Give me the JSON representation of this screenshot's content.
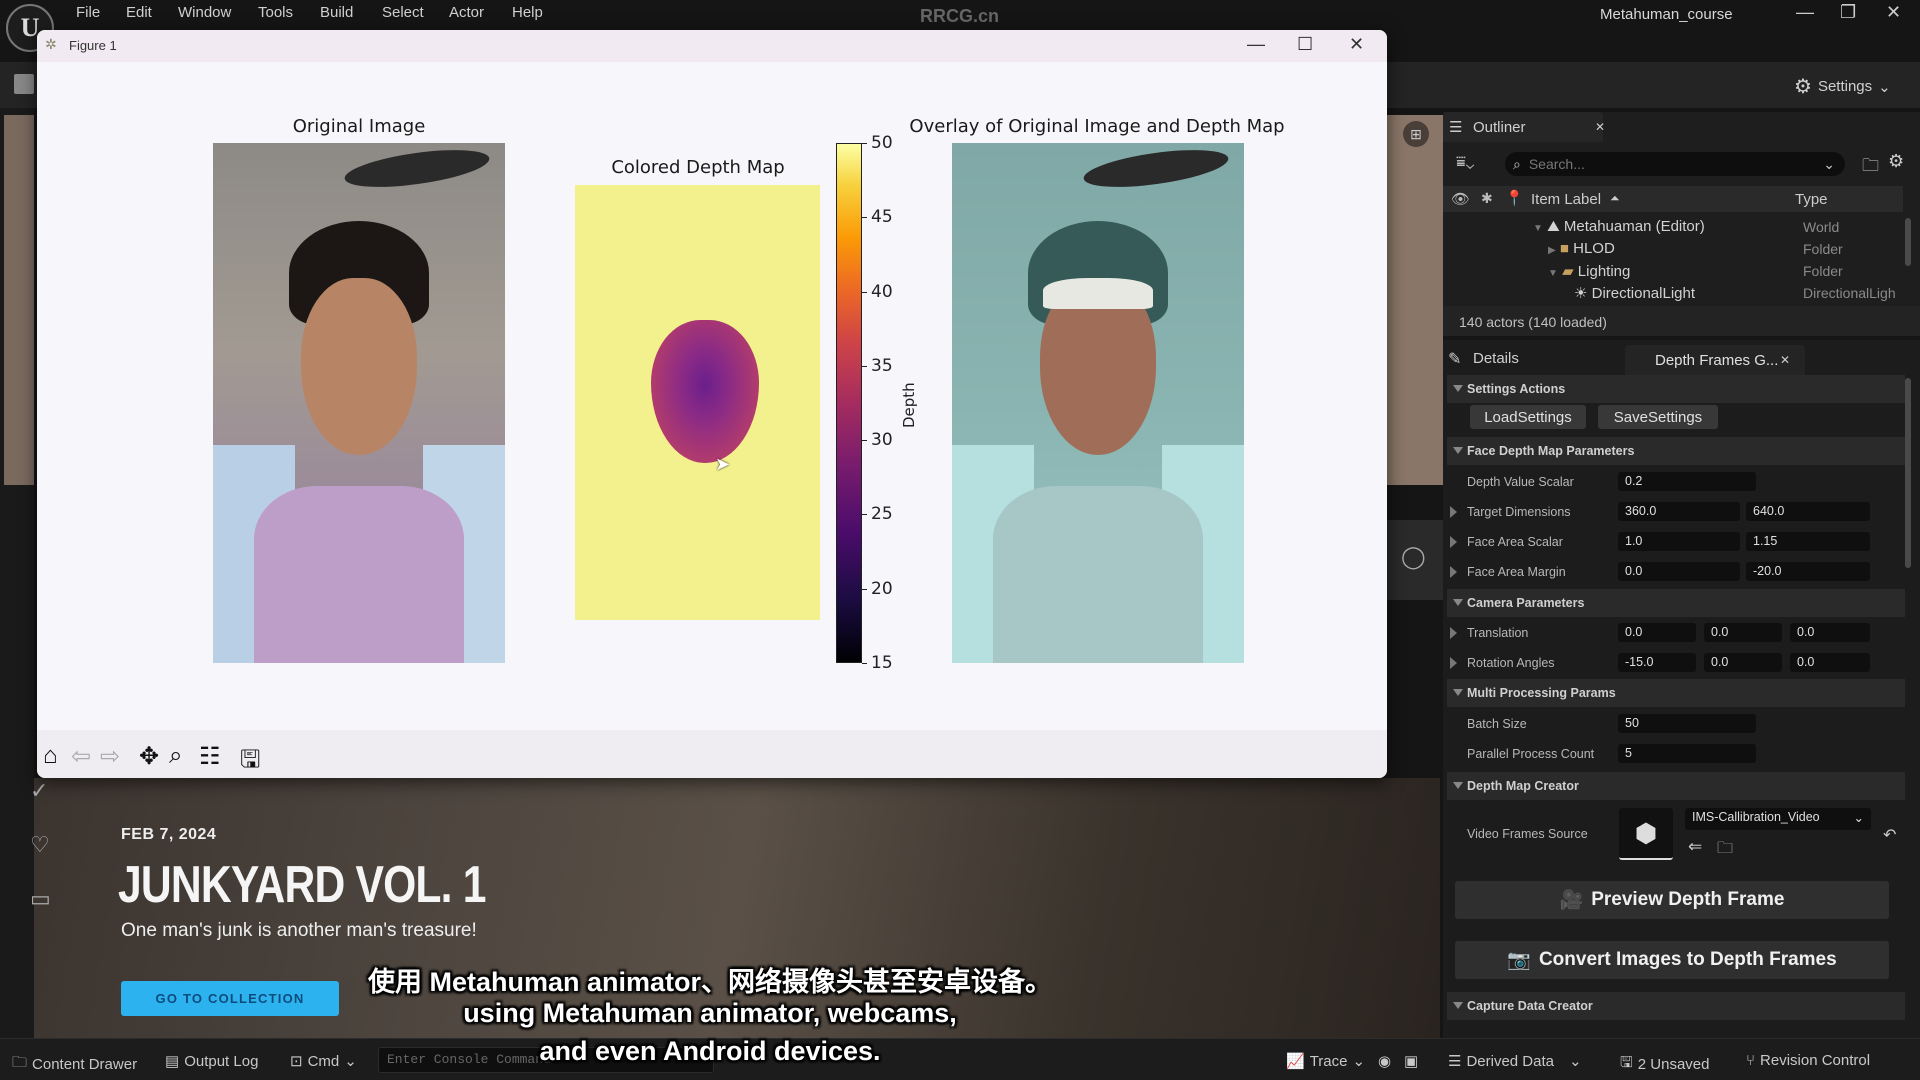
{
  "app": {
    "logo": "U",
    "menu": [
      "File",
      "Edit",
      "Window",
      "Tools",
      "Build",
      "Select",
      "Actor",
      "Help"
    ],
    "watermark": "RRCG.cn",
    "project_title": "Metahuman_course",
    "window_controls": {
      "minimize": "—",
      "restore": "❐",
      "close": "✕"
    },
    "settings_label": "Settings"
  },
  "figure": {
    "title": "Figure 1",
    "controls": {
      "minimize": "—",
      "maximize": "☐",
      "close": "✕"
    },
    "panels": {
      "original_title": "Original Image",
      "depth_title": "Colored Depth Map",
      "overlay_title": "Overlay of Original Image and Depth Map"
    },
    "toolbar": [
      "home-icon",
      "back-icon",
      "forward-icon",
      "pan-icon",
      "zoom-icon",
      "configure-icon",
      "save-icon"
    ]
  },
  "chart_data": {
    "type": "heatmap",
    "title": "Colored Depth Map",
    "colormap": "inferno",
    "colorbar": {
      "label": "Depth",
      "range": [
        15,
        50
      ],
      "ticks": [
        15,
        20,
        25,
        30,
        35,
        40,
        45,
        50
      ]
    },
    "background_value": 50,
    "face_region_value_range": [
      26,
      36
    ]
  },
  "outliner": {
    "tab_label": "Outliner",
    "search_placeholder": "Search...",
    "columns": {
      "label": "Item Label",
      "type": "Type"
    },
    "rows": [
      {
        "label": "Metahuaman (Editor)",
        "type": "World",
        "icon": "world-icon"
      },
      {
        "label": "HLOD",
        "type": "Folder",
        "icon": "folder-icon"
      },
      {
        "label": "Lighting",
        "type": "Folder",
        "icon": "folder-open-icon"
      },
      {
        "label": "DirectionalLight",
        "type": "DirectionalLigh",
        "icon": "light-icon"
      }
    ],
    "actor_count": "140 actors (140 loaded)"
  },
  "details": {
    "tab_label": "Details",
    "tab2_label": "Depth Frames G...",
    "sections": {
      "settings_actions": "Settings Actions",
      "face_depth": "Face Depth Map Parameters",
      "camera": "Camera Parameters",
      "multi": "Multi Processing Params",
      "creator": "Depth Map Creator",
      "capture": "Capture Data Creator"
    },
    "buttons": {
      "load": "LoadSettings",
      "save": "SaveSettings"
    },
    "props": {
      "depth_value_scalar": {
        "label": "Depth Value Scalar",
        "value": "0.2"
      },
      "target_dimensions": {
        "label": "Target Dimensions",
        "x": "360.0",
        "y": "640.0"
      },
      "face_area_scalar": {
        "label": "Face Area Scalar",
        "x": "1.0",
        "y": "1.15"
      },
      "face_area_margin": {
        "label": "Face Area Margin",
        "x": "0.0",
        "y": "-20.0"
      },
      "translation": {
        "label": "Translation",
        "x": "0.0",
        "y": "0.0",
        "z": "0.0"
      },
      "rotation": {
        "label": "Rotation Angles",
        "x": "-15.0",
        "y": "0.0",
        "z": "0.0"
      },
      "batch_size": {
        "label": "Batch Size",
        "value": "50"
      },
      "parallel": {
        "label": "Parallel Process Count",
        "value": "5"
      },
      "video_source": {
        "label": "Video Frames Source",
        "value": "IMS-Callibration_Video"
      }
    },
    "preview_btn": "Preview Depth Frame",
    "convert_btn": "Convert Images to Depth Frames"
  },
  "promo": {
    "date": "FEB 7, 2024",
    "title": "JUNKYARD VOL. 1",
    "subtitle": "One man's junk is another man's treasure!",
    "button": "GO TO COLLECTION"
  },
  "subtitles": {
    "zh": "使用 Metahuman animator、网络摄像头甚至安卓设备。",
    "en1": "using Metahuman animator, webcams,",
    "en2": "and even Android devices."
  },
  "statusbar": {
    "content_drawer": "Content Drawer",
    "output_log": "Output Log",
    "cmd": "Cmd",
    "console_placeholder": "Enter Console Command",
    "trace": "Trace",
    "derived_data": "Derived Data",
    "unsaved": "2 Unsaved",
    "revision": "Revision Control"
  }
}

* **Task prompt**
Using the records given above, list every line that includes the word "Colored".

* **Problem solution**
      "depth_title": "Colored Depth Map",
    "title": "Colored Depth Map",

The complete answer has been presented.